GIVEN REQUEST – Copy every line from the records below that holds the word "start".

——

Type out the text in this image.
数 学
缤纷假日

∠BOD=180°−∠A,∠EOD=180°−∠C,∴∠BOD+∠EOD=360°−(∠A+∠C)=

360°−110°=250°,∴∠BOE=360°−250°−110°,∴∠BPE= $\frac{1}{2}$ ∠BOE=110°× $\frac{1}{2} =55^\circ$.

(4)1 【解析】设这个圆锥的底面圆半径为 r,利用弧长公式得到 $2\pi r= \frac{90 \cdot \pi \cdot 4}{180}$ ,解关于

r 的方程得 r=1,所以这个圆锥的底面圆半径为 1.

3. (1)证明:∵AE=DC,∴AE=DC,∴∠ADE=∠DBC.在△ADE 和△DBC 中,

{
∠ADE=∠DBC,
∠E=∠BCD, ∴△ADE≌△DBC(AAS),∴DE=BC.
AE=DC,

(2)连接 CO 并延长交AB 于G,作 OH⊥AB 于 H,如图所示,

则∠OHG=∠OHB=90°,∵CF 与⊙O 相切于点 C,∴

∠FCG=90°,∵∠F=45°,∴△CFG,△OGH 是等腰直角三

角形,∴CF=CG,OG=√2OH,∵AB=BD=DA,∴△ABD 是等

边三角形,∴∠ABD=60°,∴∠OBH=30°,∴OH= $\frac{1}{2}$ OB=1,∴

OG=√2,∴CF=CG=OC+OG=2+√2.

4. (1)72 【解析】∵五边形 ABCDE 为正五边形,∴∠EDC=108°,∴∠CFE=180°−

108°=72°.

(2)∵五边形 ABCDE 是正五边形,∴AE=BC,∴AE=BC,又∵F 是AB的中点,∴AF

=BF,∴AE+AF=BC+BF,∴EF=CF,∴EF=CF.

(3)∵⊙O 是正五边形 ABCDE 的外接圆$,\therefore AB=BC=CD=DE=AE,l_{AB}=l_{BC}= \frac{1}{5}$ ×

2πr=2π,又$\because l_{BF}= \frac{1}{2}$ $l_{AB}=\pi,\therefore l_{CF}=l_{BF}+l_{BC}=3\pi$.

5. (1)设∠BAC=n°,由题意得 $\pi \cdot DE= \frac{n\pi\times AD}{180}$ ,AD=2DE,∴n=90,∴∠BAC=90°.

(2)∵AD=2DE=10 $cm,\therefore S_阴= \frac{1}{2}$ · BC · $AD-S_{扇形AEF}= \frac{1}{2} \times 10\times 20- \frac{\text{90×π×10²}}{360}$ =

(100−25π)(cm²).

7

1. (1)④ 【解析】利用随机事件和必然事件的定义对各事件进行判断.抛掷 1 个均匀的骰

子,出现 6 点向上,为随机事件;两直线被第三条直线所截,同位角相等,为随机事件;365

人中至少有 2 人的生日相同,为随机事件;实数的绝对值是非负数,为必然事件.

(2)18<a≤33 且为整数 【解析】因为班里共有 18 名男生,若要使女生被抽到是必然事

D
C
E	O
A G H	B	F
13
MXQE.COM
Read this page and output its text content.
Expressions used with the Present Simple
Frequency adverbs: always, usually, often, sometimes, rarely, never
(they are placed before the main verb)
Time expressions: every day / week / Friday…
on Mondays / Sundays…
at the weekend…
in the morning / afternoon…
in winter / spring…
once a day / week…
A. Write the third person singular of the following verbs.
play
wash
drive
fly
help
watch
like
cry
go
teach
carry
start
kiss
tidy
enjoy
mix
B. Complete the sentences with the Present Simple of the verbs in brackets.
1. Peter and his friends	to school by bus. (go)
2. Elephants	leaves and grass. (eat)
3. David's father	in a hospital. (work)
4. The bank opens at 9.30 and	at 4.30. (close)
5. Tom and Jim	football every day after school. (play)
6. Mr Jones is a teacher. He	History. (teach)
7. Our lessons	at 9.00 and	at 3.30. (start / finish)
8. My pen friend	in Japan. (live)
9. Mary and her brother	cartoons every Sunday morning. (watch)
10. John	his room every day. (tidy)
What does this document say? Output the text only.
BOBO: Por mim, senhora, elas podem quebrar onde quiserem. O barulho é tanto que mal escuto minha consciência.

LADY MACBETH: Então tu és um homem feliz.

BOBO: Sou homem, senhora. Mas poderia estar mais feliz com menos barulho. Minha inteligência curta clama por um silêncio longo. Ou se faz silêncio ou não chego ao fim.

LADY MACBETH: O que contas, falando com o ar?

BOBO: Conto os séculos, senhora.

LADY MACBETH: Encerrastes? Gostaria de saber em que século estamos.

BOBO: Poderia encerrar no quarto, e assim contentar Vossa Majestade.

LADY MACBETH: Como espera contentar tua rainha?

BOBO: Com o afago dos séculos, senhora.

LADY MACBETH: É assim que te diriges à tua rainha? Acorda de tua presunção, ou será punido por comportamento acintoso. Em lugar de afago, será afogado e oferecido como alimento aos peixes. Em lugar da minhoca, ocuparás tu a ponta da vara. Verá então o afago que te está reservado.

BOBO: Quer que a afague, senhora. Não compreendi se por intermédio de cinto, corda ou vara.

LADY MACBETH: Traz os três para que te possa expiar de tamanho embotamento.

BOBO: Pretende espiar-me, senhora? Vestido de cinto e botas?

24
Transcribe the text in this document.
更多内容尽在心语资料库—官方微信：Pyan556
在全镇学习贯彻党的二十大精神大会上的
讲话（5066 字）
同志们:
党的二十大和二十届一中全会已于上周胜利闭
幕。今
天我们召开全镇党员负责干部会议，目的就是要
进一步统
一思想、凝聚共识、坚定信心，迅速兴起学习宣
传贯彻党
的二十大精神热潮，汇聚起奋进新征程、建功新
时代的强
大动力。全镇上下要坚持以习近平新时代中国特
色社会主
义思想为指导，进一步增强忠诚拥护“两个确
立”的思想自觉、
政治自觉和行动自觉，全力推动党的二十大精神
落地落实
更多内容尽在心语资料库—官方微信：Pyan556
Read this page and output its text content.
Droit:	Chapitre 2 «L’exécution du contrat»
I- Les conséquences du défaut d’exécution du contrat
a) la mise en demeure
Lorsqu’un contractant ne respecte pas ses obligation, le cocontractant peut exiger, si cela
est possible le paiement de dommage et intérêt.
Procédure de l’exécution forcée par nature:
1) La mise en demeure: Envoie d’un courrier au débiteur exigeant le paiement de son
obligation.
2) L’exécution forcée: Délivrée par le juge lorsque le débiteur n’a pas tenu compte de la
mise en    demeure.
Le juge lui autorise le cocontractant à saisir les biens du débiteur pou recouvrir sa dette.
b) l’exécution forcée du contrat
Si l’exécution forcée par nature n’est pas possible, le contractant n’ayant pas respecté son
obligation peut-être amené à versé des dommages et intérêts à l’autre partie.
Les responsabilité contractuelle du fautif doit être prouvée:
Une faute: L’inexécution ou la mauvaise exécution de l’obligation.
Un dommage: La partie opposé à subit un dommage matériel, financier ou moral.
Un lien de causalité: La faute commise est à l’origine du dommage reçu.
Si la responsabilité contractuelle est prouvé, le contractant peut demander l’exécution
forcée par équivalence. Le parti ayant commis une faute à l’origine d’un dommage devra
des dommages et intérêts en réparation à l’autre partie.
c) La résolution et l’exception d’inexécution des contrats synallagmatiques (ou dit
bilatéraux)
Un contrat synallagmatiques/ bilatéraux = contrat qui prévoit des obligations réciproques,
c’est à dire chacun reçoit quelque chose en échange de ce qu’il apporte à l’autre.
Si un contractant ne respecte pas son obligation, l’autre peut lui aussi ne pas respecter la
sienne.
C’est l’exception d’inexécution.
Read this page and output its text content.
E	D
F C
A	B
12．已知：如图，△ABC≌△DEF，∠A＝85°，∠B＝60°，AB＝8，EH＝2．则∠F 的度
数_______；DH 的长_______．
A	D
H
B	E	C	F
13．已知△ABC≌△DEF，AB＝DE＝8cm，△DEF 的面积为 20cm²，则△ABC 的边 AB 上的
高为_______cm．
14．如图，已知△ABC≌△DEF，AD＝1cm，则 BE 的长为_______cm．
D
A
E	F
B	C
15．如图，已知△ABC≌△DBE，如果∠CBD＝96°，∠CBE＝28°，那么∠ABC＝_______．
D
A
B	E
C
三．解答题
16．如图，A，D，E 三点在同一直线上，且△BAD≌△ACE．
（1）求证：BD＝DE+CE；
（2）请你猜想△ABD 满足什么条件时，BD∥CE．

——

OUTPUT FOR THIS EXERCISE –
start
7. Our lessons	at 9.00 and	at 3.30. (start / finish)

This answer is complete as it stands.